Extract the entries in their exact form.

== Provided records

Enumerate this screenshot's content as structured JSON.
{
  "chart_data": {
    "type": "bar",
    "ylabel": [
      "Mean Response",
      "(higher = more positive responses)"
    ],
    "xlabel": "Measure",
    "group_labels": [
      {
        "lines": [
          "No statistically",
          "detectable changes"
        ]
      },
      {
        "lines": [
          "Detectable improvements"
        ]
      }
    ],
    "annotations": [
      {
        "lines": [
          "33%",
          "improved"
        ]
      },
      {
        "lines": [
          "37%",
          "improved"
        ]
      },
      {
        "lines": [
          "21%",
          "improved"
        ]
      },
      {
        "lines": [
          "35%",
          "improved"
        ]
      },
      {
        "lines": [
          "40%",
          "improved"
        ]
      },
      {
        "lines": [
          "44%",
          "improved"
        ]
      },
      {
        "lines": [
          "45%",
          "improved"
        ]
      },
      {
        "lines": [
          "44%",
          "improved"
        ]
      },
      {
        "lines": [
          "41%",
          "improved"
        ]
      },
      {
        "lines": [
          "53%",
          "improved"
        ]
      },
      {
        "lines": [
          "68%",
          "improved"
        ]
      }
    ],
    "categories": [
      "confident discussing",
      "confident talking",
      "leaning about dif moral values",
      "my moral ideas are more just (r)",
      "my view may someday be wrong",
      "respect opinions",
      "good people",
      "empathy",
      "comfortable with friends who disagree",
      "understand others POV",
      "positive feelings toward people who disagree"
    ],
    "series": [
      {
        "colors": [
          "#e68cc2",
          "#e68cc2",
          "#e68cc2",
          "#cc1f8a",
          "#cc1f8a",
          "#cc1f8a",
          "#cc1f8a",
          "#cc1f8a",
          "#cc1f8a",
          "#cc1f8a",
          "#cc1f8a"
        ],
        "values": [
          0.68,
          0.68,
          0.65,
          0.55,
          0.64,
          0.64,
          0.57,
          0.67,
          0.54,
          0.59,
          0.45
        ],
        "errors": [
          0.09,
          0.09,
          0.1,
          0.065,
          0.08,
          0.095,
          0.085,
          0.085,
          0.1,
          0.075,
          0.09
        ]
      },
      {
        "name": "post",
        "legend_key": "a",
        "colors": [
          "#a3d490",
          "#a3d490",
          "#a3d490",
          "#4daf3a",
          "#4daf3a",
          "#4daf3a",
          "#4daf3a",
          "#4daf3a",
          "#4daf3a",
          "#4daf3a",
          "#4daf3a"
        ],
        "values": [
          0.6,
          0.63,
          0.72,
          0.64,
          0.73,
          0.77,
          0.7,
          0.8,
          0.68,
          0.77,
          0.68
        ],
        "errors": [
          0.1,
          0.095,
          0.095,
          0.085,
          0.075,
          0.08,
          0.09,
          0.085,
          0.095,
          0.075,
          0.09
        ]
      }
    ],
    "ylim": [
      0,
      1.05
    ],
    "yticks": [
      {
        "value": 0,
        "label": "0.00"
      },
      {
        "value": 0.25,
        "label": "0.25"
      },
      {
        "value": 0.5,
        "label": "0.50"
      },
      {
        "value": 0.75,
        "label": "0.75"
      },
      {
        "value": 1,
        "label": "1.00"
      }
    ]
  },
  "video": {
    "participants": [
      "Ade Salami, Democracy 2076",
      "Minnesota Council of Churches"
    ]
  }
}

====

**Output below**
Enumerate this screenshot's content as structured JSON.
{
  "chart_data": {
    "type": "bar",
    "ylabel": [
      "Mean Response",
      "(higher = more positive responses)"
    ],
    "xlabel": "Measure",
    "group_labels": [
      {
        "lines": [
          "No statistically",
          "detectable changes"
        ]
      },
      {
        "lines": [
          "Detectable improvements"
        ]
      }
    ],
    "annotations": [
      {
        "lines": [
          "33%",
          "improved"
        ]
      },
      {
        "lines": [
          "37%",
          "improved"
        ]
      },
      {
        "lines": [
          "21%",
          "improved"
        ]
      },
      {
        "lines": [
          "35%",
          "improved"
        ]
      },
      {
        "lines": [
          "40%",
          "improved"
        ]
      },
      {
        "lines": [
          "44%",
          "improved"
        ]
      },
      {
        "lines": [
          "45%",
          "improved"
        ]
      },
      {
        "lines": [
          "44%",
          "improved"
        ]
      },
      {
        "lines": [
          "41%",
          "improved"
        ]
      },
      {
        "lines": [
          "53%",
          "improved"
        ]
      },
      {
        "lines": [
          "68%",
          "improved"
        ]
      }
    ],
    "categories": [
      "confident discussing",
      "confident talking",
      "leaning about dif moral values",
      "my moral ideas are more just (r)",
      "my view may someday be wrong",
      "respect opinions",
      "good people",
      "empathy",
      "comfortable with friends who disagree",
      "understand others POV",
      "positive feelings toward people who disagree"
    ],
    "series": [
      {
        "colors": [
          "#e68cc2",
          "#e68cc2",
          "#e68cc2",
          "#cc1f8a",
          "#cc1f8a",
          "#cc1f8a",
          "#cc1f8a",
          "#cc1f8a",
          "#cc1f8a",
          "#cc1f8a",
          "#cc1f8a"
        ],
        "values": [
          0.68,
          0.68,
          0.65,
          0.55,
          0.64,
          0.64,
          0.57,
          0.67,
          0.54,
          0.59,
          0.45
        ],
        "errors": [
          0.09,
          0.09,
          0.1,
          0.065,
          0.08,
          0.095,
          0.085,
          0.085,
          0.1,
          0.075,
          0.09
        ]
      },
      {
        "name": "post",
        "legend_key": "a",
        "colors": [
          "#a3d490",
          "#a3d490",
          "#a3d490",
          "#4daf3a",
          "#4daf3a",
          "#4daf3a",
          "#4daf3a",
          "#4daf3a",
          "#4daf3a",
          "#4daf3a",
          "#4daf3a"
        ],
        "values": [
          0.6,
          0.63,
          0.72,
          0.64,
          0.73,
          0.77,
          0.7,
          0.8,
          0.68,
          0.77,
          0.68
        ],
        "errors": [
          0.1,
          0.095,
          0.095,
          0.085,
          0.075,
          0.08,
          0.09,
          0.085,
          0.095,
          0.075,
          0.09
        ]
      }
    ],
    "ylim": [
      0,
      1.05
    ],
    "yticks": [
      {
        "value": 0,
        "label": "0.00"
      },
      {
        "value": 0.25,
        "label": "0.25"
      },
      {
        "value": 0.5,
        "label": "0.50"
      },
      {
        "value": 0.75,
        "label": "0.75"
      },
      {
        "value": 1,
        "label": "1.00"
      }
    ]
  },
  "video": {
    "participants": [
      "Ade Salami, Democracy 2076",
      "Minnesota Council of Churches"
    ]
  }
}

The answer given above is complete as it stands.